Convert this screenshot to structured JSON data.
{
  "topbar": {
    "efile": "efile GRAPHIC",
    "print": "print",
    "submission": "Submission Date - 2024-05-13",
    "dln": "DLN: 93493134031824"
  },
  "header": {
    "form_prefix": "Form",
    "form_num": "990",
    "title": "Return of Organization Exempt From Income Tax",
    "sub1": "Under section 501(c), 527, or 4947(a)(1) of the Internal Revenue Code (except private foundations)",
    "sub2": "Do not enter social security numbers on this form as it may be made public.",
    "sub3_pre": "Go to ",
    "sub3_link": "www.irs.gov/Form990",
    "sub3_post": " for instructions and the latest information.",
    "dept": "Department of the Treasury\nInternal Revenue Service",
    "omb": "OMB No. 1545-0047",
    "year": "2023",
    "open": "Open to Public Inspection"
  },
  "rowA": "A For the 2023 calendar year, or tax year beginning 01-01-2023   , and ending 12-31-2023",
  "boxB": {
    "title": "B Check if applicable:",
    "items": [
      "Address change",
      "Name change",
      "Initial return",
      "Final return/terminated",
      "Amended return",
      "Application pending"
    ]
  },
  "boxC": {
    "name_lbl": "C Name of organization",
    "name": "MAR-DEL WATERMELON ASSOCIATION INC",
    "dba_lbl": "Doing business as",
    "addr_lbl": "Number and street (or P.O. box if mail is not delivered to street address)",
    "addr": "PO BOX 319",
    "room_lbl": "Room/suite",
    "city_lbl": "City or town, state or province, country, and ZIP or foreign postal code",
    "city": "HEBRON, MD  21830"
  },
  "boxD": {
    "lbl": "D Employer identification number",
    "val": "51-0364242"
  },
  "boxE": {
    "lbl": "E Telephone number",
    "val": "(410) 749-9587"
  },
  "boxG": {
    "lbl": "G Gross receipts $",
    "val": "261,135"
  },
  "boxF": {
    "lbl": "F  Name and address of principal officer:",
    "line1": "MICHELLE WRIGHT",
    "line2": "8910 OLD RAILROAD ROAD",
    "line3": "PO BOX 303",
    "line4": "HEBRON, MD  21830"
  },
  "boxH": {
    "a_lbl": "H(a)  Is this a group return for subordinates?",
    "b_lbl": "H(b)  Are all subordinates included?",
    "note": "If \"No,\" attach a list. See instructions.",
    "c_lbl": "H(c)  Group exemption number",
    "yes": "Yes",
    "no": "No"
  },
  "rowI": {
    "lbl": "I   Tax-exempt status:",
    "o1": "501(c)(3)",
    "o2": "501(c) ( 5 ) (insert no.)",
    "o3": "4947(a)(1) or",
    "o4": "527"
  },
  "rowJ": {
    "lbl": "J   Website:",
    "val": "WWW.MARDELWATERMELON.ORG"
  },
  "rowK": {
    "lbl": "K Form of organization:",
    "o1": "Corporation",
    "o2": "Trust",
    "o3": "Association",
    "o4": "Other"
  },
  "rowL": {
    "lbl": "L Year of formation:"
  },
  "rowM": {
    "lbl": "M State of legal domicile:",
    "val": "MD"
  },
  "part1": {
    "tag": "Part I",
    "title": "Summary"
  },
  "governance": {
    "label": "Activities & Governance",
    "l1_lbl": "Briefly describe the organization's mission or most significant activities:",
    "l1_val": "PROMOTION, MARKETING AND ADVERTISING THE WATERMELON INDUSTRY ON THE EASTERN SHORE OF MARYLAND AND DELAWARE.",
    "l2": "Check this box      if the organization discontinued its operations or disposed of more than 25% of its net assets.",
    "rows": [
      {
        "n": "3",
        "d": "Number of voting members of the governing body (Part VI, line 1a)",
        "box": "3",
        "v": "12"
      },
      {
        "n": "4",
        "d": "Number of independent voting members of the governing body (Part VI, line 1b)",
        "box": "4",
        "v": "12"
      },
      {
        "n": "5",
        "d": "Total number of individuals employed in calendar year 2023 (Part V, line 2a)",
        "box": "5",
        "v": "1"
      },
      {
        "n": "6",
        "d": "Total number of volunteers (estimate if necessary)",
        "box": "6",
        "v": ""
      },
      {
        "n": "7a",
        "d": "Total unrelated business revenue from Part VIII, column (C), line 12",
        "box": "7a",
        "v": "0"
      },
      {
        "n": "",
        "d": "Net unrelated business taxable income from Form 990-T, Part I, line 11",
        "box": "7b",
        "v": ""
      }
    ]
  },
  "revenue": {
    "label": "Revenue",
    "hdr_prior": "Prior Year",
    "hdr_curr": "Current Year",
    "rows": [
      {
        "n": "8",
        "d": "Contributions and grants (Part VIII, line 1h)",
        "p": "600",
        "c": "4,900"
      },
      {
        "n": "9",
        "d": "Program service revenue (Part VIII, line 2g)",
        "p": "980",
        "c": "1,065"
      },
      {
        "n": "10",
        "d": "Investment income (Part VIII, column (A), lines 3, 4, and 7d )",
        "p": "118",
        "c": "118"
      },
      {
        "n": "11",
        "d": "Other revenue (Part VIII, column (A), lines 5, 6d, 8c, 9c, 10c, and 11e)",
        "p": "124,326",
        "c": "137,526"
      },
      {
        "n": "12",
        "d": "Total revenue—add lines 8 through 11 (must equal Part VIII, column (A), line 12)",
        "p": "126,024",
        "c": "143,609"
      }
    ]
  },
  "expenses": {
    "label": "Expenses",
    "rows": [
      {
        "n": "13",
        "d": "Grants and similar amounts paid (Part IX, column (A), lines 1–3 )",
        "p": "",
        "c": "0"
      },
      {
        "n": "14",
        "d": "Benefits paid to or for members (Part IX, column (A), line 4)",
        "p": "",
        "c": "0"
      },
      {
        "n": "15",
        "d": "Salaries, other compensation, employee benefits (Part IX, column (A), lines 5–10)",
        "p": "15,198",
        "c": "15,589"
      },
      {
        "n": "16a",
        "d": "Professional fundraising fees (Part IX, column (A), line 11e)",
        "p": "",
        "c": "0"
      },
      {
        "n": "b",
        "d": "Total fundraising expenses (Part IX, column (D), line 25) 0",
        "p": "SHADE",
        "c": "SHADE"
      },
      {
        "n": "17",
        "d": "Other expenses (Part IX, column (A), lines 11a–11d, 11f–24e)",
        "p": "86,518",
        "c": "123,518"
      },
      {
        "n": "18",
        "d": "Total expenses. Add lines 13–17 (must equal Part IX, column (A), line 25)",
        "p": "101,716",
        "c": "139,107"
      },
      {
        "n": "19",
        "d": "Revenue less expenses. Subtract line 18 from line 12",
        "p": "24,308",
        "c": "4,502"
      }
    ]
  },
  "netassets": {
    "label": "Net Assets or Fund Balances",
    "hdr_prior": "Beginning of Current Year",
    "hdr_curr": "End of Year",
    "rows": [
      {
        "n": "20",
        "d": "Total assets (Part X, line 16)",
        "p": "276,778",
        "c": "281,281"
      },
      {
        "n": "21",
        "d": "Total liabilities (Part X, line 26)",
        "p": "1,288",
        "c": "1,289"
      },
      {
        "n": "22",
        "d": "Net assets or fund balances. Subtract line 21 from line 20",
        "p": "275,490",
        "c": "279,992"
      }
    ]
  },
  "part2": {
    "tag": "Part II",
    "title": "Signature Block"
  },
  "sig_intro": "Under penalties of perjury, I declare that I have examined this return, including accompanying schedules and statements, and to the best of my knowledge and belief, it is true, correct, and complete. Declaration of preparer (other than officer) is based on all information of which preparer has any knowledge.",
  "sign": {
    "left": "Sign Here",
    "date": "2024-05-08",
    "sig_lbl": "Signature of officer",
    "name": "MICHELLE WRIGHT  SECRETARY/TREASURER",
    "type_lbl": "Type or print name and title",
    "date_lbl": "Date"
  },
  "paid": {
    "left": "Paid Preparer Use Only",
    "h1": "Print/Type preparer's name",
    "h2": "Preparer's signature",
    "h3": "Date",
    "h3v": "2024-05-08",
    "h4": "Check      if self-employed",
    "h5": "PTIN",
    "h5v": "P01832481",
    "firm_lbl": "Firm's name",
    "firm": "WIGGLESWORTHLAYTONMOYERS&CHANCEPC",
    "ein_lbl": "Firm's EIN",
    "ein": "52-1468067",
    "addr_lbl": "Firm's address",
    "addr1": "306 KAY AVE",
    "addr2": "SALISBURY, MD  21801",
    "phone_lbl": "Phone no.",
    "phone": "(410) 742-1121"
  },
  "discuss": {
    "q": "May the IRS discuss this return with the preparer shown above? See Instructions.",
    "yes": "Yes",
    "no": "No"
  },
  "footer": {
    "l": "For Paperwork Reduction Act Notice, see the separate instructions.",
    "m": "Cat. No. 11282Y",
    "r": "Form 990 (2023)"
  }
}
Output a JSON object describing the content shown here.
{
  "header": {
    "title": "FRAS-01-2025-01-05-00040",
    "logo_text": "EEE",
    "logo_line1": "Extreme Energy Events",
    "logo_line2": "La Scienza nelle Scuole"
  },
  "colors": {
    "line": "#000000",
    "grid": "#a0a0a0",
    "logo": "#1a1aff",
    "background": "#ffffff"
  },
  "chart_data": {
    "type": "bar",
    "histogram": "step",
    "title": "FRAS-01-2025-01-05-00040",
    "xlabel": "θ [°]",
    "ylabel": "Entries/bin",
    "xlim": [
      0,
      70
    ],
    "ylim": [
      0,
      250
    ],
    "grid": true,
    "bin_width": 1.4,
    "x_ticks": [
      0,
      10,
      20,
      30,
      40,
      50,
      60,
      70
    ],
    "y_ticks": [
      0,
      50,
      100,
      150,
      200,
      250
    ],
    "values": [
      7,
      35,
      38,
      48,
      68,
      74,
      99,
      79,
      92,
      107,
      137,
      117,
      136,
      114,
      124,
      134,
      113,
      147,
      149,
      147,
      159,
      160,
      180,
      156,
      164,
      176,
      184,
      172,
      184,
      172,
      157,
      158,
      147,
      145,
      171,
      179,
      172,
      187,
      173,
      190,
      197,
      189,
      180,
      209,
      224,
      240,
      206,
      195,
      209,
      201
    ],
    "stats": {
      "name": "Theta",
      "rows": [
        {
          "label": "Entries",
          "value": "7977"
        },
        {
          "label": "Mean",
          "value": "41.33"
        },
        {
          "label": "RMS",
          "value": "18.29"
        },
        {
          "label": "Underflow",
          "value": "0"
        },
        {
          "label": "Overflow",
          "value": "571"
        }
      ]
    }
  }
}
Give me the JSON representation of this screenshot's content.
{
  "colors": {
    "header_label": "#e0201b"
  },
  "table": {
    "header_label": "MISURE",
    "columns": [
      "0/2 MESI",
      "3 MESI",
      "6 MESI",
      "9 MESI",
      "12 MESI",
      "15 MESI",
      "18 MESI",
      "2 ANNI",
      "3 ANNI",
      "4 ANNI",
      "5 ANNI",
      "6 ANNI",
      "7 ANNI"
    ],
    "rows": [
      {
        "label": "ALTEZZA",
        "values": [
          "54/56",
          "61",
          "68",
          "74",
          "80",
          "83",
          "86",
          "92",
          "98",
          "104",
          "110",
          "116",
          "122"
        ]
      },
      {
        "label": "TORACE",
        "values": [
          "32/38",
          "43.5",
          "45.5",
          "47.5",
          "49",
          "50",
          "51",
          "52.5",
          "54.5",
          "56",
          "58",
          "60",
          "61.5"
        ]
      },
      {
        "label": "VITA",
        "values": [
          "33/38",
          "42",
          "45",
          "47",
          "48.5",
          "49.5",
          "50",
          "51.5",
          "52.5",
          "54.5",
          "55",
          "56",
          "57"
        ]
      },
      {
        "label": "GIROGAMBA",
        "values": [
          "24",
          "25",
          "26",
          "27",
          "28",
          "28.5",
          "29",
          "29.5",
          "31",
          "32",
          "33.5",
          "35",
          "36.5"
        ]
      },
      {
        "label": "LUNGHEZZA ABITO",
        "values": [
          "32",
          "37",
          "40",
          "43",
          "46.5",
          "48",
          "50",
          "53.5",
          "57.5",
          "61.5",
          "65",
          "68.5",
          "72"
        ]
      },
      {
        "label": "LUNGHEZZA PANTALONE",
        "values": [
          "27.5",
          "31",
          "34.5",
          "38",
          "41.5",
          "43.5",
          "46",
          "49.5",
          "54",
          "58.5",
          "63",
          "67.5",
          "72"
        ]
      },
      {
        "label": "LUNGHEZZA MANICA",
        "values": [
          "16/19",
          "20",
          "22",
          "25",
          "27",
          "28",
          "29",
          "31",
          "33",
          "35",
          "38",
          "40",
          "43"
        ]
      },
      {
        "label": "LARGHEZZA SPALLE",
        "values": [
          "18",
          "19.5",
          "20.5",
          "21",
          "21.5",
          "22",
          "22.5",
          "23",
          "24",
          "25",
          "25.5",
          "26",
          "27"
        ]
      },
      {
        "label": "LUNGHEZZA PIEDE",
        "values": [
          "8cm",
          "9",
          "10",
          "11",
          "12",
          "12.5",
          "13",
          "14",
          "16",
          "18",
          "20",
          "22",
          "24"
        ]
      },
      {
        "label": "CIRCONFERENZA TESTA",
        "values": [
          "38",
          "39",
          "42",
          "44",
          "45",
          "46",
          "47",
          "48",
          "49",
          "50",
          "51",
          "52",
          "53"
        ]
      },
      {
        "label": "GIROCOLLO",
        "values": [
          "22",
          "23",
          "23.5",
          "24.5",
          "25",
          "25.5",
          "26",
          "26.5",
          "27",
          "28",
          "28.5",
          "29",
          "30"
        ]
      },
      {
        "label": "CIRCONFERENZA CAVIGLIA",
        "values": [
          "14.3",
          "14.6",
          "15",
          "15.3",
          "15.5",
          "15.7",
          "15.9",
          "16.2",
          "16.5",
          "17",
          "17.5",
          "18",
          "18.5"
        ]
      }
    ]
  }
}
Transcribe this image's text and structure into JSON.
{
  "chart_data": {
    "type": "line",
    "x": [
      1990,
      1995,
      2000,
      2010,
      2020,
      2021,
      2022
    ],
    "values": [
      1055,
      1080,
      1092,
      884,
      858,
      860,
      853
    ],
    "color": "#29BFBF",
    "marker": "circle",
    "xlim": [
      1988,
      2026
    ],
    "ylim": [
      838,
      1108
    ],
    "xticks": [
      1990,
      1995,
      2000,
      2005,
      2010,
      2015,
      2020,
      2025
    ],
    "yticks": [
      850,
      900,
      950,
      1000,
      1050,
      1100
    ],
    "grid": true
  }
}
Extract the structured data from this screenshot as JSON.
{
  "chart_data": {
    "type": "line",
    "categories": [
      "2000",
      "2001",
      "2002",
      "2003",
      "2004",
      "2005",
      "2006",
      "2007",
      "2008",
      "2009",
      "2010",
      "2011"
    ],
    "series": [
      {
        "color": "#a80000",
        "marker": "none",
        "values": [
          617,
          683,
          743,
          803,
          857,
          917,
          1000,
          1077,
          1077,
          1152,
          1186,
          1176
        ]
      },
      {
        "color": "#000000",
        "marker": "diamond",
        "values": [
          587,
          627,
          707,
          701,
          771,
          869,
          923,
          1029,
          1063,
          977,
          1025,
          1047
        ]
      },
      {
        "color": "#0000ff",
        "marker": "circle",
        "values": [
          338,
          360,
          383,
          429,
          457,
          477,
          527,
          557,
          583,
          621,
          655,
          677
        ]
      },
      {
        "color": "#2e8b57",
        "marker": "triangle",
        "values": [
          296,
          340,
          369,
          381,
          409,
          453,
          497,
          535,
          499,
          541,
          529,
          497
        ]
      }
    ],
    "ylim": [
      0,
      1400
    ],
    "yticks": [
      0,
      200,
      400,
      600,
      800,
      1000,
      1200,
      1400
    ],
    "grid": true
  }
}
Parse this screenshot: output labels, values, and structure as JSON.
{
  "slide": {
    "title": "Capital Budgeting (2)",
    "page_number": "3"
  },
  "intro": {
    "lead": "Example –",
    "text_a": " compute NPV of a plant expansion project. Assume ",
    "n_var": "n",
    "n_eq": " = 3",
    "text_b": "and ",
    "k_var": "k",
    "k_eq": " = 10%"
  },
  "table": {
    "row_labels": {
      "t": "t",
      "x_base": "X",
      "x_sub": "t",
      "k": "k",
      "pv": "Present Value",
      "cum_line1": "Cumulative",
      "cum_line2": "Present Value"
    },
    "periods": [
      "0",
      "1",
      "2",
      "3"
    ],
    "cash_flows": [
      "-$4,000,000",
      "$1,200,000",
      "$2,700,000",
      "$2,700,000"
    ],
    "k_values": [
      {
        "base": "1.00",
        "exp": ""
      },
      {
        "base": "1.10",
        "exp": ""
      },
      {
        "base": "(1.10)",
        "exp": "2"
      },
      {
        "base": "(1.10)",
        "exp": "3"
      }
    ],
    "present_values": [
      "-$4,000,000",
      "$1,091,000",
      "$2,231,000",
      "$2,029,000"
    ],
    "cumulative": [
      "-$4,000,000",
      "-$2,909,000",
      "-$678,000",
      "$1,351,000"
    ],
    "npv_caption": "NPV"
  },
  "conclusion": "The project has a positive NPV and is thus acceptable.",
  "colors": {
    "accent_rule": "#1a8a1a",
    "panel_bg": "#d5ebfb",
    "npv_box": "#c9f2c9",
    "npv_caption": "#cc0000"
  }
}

┄┄┄┄┄┄┄┄┄┄┄┄┄┄┄┄┄┄┄┄

* [WHAT YOU SHOULD DO] Your task is to list each line of the records with the word "discuss".

* [IN RESPONSE]
  "discuss": {
    "q": "May the IRS discuss this return with the preparer shown above? See Instructions.",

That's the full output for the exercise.